Within the entries that follow, report how many lines contain the word "identified", giving the number by itself.

○ ○ ○ ○ ○ ○ ○

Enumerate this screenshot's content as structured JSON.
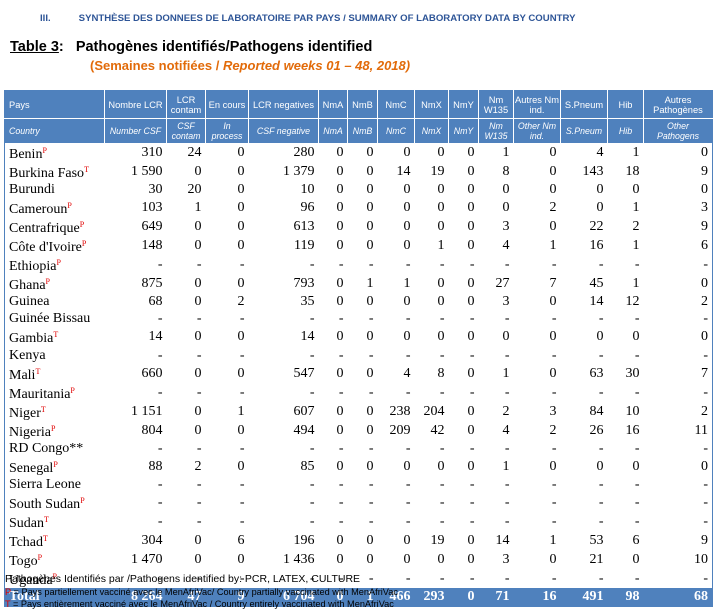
{
  "header": {
    "section_number": "III.",
    "section_title": "SYNTHÈSE DES DONNEES DE LABORATOIRE PAR PAYS / SUMMARY OF LABORATORY DATA BY COUNTRY",
    "table_label": "Table 3",
    "table_title": "Pathogènes identifiés/Pathogens identified",
    "subtitle_fr": "(Semaines notifiées / ",
    "subtitle_en": "Reported weeks 01 – 48, 2018)"
  },
  "table": {
    "columns": [
      {
        "fr": "Pays",
        "en": "Country"
      },
      {
        "fr": "Nombre LCR",
        "en": "Number CSF"
      },
      {
        "fr": "LCR contam",
        "en": "CSF contam"
      },
      {
        "fr": "En cours",
        "en": "In process"
      },
      {
        "fr": "LCR negatives",
        "en": "CSF negative"
      },
      {
        "fr": "NmA",
        "en": "NmA"
      },
      {
        "fr": "NmB",
        "en": "NmB"
      },
      {
        "fr": "NmC",
        "en": "NmC"
      },
      {
        "fr": "NmX",
        "en": "NmX"
      },
      {
        "fr": "NmY",
        "en": "NmY"
      },
      {
        "fr": "Nm W135",
        "en": "Nm W135"
      },
      {
        "fr": "Autres Nm ind.",
        "en": "Other Nm ind."
      },
      {
        "fr": "S.Pneum",
        "en": "S.Pneum"
      },
      {
        "fr": "Hib",
        "en": "Hib"
      },
      {
        "fr": "Autres Pathogènes",
        "en": "Other Pathogens"
      }
    ],
    "rows": [
      {
        "country": "Benin",
        "mark": "P",
        "values": [
          "310",
          "24",
          "0",
          "280",
          "0",
          "0",
          "0",
          "0",
          "0",
          "1",
          "0",
          "4",
          "1",
          "0"
        ]
      },
      {
        "country": "Burkina Faso",
        "mark": "T",
        "values": [
          "1 590",
          "0",
          "0",
          "1 379",
          "0",
          "0",
          "14",
          "19",
          "0",
          "8",
          "0",
          "143",
          "18",
          "9"
        ]
      },
      {
        "country": "Burundi",
        "values": [
          "30",
          "20",
          "0",
          "10",
          "0",
          "0",
          "0",
          "0",
          "0",
          "0",
          "0",
          "0",
          "0",
          "0"
        ]
      },
      {
        "country": "Cameroun",
        "mark": "P",
        "values": [
          "103",
          "1",
          "0",
          "96",
          "0",
          "0",
          "0",
          "0",
          "0",
          "0",
          "2",
          "0",
          "1",
          "3"
        ]
      },
      {
        "country": "Centrafrique",
        "mark": "P",
        "values": [
          "649",
          "0",
          "0",
          "613",
          "0",
          "0",
          "0",
          "0",
          "0",
          "3",
          "0",
          "22",
          "2",
          "9"
        ]
      },
      {
        "country": "Côte d'Ivoire",
        "mark": "P",
        "values": [
          "148",
          "0",
          "0",
          "119",
          "0",
          "0",
          "0",
          "1",
          "0",
          "4",
          "1",
          "16",
          "1",
          "6"
        ]
      },
      {
        "country": "Ethiopia",
        "mark": "P",
        "values": [
          "-",
          "-",
          "-",
          "-",
          "-",
          "-",
          "-",
          "-",
          "-",
          "-",
          "-",
          "-",
          "-",
          "-"
        ]
      },
      {
        "country": "Ghana",
        "mark": "P",
        "values": [
          "875",
          "0",
          "0",
          "793",
          "0",
          "1",
          "1",
          "0",
          "0",
          "27",
          "7",
          "45",
          "1",
          "0"
        ]
      },
      {
        "country": "Guinea",
        "values": [
          "68",
          "0",
          "2",
          "35",
          "0",
          "0",
          "0",
          "0",
          "0",
          "3",
          "0",
          "14",
          "12",
          "2"
        ]
      },
      {
        "country": "Guinée Bissau",
        "values": [
          "-",
          "-",
          "-",
          "-",
          "-",
          "-",
          "-",
          "-",
          "-",
          "-",
          "-",
          "-",
          "-",
          "-"
        ]
      },
      {
        "country": "Gambia",
        "mark": "T",
        "values": [
          "14",
          "0",
          "0",
          "14",
          "0",
          "0",
          "0",
          "0",
          "0",
          "0",
          "0",
          "0",
          "0",
          "0"
        ]
      },
      {
        "country": "Kenya",
        "values": [
          "-",
          "-",
          "-",
          "-",
          "-",
          "-",
          "-",
          "-",
          "-",
          "-",
          "-",
          "-",
          "-",
          "-"
        ]
      },
      {
        "country": "Mali",
        "mark": "T",
        "values": [
          "660",
          "0",
          "0",
          "547",
          "0",
          "0",
          "4",
          "8",
          "0",
          "1",
          "0",
          "63",
          "30",
          "7"
        ]
      },
      {
        "country": "Mauritania",
        "mark": "P",
        "values": [
          "-",
          "-",
          "-",
          "-",
          "-",
          "-",
          "-",
          "-",
          "-",
          "-",
          "-",
          "-",
          "-",
          "-"
        ]
      },
      {
        "country": "Niger",
        "mark": "T",
        "values": [
          "1 151",
          "0",
          "1",
          "607",
          "0",
          "0",
          "238",
          "204",
          "0",
          "2",
          "3",
          "84",
          "10",
          "2"
        ]
      },
      {
        "country": "Nigeria",
        "mark": "P",
        "values": [
          "804",
          "0",
          "0",
          "494",
          "0",
          "0",
          "209",
          "42",
          "0",
          "4",
          "2",
          "26",
          "16",
          "11"
        ]
      },
      {
        "country": "RD Congo**",
        "values": [
          "-",
          "-",
          "-",
          "-",
          "-",
          "-",
          "-",
          "-",
          "-",
          "-",
          "-",
          "-",
          "-",
          "-"
        ]
      },
      {
        "country": "Senegal",
        "mark": "P",
        "values": [
          "88",
          "2",
          "0",
          "85",
          "0",
          "0",
          "0",
          "0",
          "0",
          "1",
          "0",
          "0",
          "0",
          "0"
        ]
      },
      {
        "country": "Sierra Leone",
        "values": [
          "-",
          "-",
          "-",
          "-",
          "-",
          "-",
          "-",
          "-",
          "-",
          "-",
          "-",
          "-",
          "-",
          "-"
        ]
      },
      {
        "country": "South Sudan",
        "mark": "P",
        "values": [
          "-",
          "-",
          "-",
          "-",
          "-",
          "-",
          "-",
          "-",
          "-",
          "-",
          "-",
          "-",
          "-",
          "-"
        ]
      },
      {
        "country": "Sudan",
        "mark": "T",
        "values": [
          "-",
          "-",
          "-",
          "-",
          "-",
          "-",
          "-",
          "-",
          "-",
          "-",
          "-",
          "-",
          "-",
          "-"
        ]
      },
      {
        "country": "Tchad",
        "mark": "T",
        "values": [
          "304",
          "0",
          "6",
          "196",
          "0",
          "0",
          "0",
          "19",
          "0",
          "14",
          "1",
          "53",
          "6",
          "9"
        ]
      },
      {
        "country": "Togo",
        "mark": "P",
        "values": [
          "1 470",
          "0",
          "0",
          "1 436",
          "0",
          "0",
          "0",
          "0",
          "0",
          "3",
          "0",
          "21",
          "0",
          "10"
        ]
      },
      {
        "country": "Uganda",
        "mark": "P",
        "values": [
          "-",
          "-",
          "-",
          "-",
          "-",
          "-",
          "-",
          "-",
          "-",
          "-",
          "-",
          "-",
          "-",
          "-"
        ]
      }
    ],
    "total": {
      "label": "Total",
      "values": [
        "8 264",
        "47",
        "9",
        "6 704",
        "0",
        "1",
        "466",
        "293",
        "0",
        "71",
        "16",
        "491",
        "98",
        "68"
      ]
    }
  },
  "footnotes": {
    "methods": "Pathogènes Identifiés par /Pathogens identified by: PCR, LATEX, CULTURE",
    "p_key": "P",
    "p_text": " = Pays partiellement vacciné avec le MenAfriVac/ Country partially vaccinated with MenAfriVac",
    "t_key": "T",
    "t_text": " = Pays entièrement vacciné avec le MenAfriVac / Country entirely vaccinated with MenAfriVac"
  }
}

○ ○ ○ ○ ○ ○ ○

Task solution: 2